Below are the records. List every line holding the word "xlabel".

##### INFORMATION SHOWN #####

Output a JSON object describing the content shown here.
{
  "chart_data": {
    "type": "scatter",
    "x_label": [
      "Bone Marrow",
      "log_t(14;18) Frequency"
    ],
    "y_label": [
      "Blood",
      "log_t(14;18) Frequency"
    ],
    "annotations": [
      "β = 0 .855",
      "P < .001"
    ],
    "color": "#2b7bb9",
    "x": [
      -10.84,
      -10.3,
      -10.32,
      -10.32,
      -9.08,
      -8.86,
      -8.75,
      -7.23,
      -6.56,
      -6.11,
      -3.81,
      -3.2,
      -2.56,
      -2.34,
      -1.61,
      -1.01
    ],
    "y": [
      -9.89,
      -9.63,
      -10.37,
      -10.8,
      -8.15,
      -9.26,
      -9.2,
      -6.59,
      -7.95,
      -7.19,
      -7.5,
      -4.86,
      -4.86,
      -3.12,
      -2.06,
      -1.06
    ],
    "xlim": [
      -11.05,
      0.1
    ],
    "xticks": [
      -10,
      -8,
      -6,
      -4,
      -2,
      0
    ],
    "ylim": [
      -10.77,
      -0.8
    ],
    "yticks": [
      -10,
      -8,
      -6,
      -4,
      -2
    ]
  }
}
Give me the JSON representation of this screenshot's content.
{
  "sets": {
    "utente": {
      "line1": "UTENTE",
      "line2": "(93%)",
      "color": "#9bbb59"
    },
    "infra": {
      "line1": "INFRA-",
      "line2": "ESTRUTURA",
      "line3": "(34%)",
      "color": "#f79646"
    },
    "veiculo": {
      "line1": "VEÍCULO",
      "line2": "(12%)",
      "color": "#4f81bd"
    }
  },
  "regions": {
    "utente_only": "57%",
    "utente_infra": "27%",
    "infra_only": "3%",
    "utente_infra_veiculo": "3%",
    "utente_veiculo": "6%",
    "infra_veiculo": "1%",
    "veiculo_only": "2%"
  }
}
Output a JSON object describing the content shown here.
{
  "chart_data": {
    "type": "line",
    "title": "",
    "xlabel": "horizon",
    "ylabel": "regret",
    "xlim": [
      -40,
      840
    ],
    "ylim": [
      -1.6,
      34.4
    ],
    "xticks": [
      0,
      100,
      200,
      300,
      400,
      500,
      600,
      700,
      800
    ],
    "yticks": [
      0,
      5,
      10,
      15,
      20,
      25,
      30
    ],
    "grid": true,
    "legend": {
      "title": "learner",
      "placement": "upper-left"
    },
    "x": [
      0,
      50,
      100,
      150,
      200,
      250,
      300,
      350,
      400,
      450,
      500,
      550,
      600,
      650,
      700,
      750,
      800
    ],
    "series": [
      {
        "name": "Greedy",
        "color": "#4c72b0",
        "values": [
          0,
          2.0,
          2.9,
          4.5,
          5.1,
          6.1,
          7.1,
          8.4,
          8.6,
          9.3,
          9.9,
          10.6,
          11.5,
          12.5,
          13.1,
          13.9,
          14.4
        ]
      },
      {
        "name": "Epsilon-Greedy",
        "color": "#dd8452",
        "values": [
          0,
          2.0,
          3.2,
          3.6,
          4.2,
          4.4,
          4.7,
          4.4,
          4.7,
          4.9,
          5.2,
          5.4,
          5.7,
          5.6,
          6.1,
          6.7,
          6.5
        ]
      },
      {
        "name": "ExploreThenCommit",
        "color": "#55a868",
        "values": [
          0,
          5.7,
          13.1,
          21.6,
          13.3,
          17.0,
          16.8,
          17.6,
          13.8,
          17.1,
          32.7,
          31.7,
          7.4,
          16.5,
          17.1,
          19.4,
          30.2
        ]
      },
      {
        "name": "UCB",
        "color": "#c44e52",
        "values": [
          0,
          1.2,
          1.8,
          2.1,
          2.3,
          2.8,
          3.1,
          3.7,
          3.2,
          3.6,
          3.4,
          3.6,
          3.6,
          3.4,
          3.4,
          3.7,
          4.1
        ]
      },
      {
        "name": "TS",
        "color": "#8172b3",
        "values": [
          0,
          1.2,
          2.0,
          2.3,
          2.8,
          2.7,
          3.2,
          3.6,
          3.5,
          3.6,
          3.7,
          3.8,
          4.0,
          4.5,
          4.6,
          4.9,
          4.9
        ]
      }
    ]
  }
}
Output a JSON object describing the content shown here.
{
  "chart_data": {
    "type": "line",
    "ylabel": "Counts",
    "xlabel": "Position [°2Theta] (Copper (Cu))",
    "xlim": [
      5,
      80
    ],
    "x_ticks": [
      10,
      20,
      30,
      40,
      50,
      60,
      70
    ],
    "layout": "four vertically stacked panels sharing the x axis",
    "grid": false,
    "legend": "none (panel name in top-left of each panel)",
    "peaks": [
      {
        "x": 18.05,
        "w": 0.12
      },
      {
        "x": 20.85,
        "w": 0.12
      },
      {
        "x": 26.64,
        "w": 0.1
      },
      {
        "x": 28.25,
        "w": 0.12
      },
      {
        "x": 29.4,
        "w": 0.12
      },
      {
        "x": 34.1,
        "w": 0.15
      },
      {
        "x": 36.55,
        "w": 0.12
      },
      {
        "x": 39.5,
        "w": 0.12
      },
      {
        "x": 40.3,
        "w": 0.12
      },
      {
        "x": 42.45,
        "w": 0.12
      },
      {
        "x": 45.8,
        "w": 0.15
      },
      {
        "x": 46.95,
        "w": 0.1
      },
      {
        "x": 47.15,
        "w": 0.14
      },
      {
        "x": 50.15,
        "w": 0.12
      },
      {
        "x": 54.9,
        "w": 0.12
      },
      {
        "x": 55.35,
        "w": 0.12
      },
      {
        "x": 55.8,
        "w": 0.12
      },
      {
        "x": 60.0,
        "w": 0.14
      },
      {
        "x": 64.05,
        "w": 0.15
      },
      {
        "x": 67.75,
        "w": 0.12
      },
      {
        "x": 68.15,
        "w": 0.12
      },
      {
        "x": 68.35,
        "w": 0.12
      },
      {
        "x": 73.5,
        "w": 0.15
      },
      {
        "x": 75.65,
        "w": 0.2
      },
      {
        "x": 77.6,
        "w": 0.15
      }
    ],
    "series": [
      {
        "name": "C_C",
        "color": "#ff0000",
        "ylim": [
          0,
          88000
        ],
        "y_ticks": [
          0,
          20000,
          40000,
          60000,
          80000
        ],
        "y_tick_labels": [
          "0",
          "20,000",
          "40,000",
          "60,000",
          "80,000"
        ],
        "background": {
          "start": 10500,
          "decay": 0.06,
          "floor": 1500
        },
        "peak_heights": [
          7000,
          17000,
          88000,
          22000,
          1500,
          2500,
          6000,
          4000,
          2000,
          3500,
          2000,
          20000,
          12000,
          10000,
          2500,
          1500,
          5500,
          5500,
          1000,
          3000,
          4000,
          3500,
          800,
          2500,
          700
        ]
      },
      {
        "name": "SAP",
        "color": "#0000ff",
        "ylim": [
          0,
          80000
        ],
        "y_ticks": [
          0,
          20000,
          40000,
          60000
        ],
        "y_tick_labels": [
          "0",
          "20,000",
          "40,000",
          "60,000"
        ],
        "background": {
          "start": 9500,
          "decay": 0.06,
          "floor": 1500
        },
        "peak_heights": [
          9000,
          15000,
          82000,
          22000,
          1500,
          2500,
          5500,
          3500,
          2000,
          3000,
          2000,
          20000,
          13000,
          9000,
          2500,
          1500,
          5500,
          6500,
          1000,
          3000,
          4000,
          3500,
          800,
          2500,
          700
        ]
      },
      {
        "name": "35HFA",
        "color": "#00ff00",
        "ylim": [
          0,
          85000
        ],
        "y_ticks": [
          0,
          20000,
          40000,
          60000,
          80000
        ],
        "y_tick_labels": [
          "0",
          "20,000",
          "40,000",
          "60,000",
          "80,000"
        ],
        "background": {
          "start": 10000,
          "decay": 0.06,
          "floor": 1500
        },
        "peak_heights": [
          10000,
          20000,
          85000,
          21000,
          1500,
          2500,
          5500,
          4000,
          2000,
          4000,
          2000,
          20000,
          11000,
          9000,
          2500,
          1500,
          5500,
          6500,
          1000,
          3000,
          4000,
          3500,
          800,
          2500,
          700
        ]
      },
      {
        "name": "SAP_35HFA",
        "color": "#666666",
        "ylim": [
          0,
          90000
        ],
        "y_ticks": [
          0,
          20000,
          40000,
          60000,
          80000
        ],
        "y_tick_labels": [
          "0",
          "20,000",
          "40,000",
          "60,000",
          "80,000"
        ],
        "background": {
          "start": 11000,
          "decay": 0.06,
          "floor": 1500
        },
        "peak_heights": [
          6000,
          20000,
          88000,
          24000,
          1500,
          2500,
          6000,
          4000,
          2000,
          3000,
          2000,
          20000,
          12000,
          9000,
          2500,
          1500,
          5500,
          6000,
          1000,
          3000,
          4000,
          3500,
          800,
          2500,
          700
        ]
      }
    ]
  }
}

#####

**ANSWER TO THE EXERCISE**
    "xlabel": "horizon",
    "xlabel": "Position [°2Theta] (Copper (Cu))",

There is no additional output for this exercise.